*WHAT YOU NEED TO DO*.
Below are some records. Say in a single number how many of their lines include the word "power".
--- start of TASK INPUT ---
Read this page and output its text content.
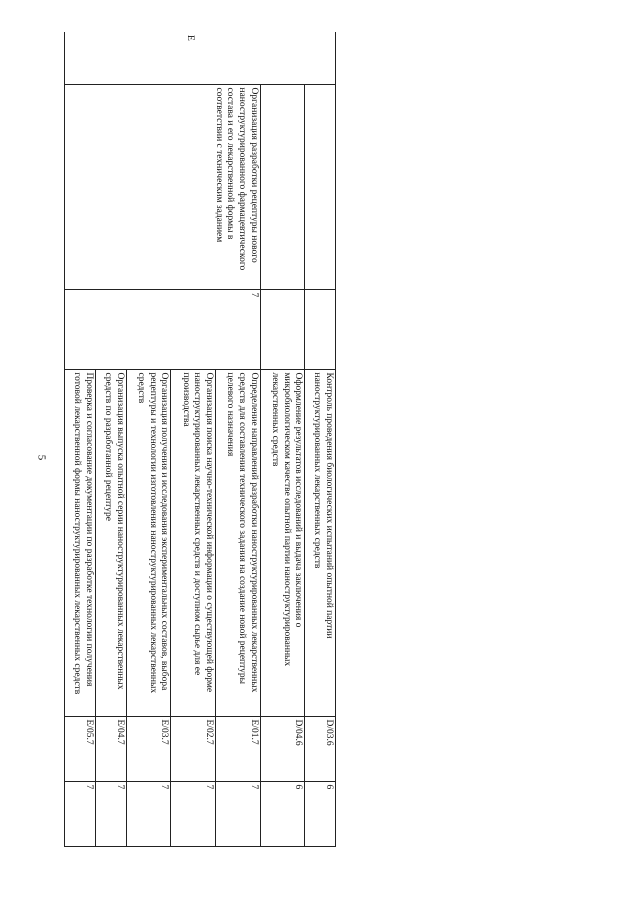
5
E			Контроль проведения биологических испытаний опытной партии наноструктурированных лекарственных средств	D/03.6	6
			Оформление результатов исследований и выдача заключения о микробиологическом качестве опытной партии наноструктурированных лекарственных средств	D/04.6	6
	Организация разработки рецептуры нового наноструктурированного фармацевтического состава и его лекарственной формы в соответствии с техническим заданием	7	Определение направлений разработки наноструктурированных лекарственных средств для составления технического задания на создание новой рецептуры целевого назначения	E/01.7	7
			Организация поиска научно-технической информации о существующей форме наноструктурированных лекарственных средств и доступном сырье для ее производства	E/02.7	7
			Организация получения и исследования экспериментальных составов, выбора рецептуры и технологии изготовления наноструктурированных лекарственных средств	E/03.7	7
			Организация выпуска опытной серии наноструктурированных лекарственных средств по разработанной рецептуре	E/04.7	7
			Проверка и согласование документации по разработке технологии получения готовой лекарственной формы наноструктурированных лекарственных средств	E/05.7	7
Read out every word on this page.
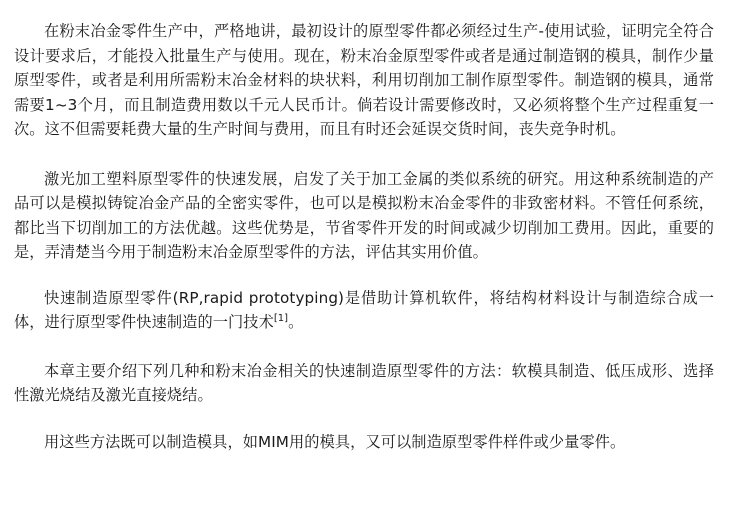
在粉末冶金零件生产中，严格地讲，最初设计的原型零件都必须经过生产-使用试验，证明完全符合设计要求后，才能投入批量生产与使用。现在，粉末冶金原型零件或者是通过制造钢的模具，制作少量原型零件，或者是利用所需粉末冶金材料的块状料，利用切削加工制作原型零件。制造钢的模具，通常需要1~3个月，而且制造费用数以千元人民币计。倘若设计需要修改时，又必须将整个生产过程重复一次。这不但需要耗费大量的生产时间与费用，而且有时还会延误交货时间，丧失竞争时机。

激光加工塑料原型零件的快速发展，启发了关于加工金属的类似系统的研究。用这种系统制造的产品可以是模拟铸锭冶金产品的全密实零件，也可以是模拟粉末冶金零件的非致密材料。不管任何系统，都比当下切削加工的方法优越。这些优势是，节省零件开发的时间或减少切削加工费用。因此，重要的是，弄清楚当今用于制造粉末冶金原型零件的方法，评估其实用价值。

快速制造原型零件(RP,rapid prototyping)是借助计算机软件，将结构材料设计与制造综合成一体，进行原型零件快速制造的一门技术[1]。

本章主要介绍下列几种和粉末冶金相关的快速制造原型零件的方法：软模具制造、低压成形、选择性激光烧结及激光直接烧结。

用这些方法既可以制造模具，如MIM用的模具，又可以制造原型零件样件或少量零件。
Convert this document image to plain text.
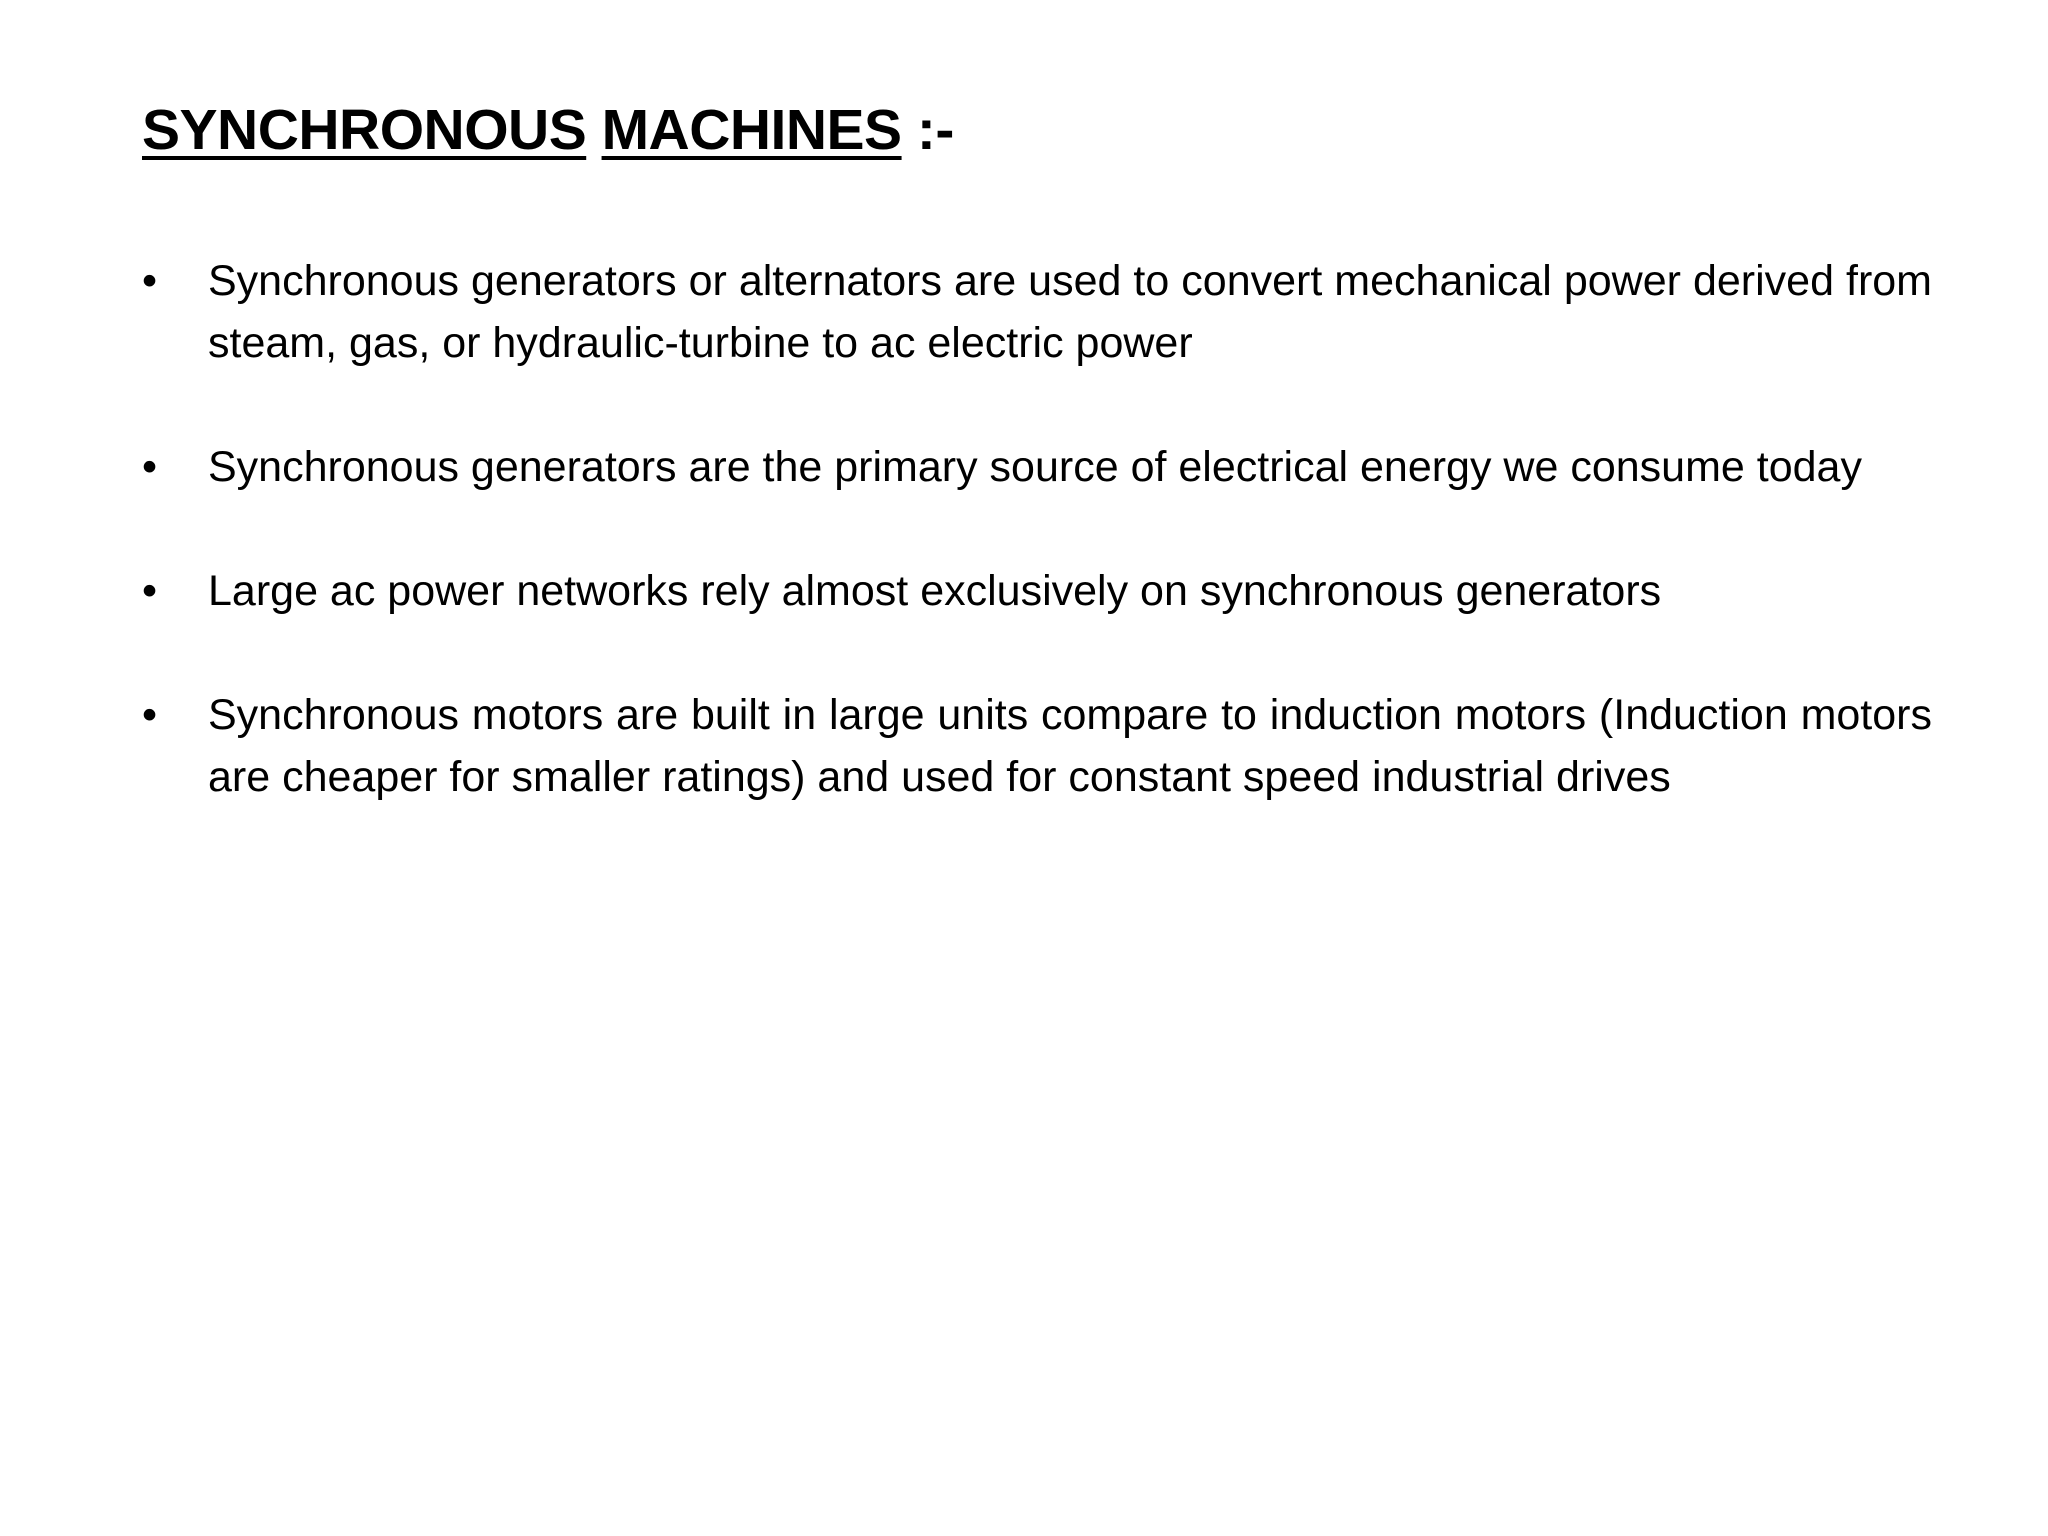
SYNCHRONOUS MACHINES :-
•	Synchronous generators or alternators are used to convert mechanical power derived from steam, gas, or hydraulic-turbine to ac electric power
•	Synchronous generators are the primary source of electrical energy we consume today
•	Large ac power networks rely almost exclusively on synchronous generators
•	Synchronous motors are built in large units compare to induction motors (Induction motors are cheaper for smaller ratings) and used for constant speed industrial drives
--- end of TASK INPUT ---
*SOLUTION BELOW*.
2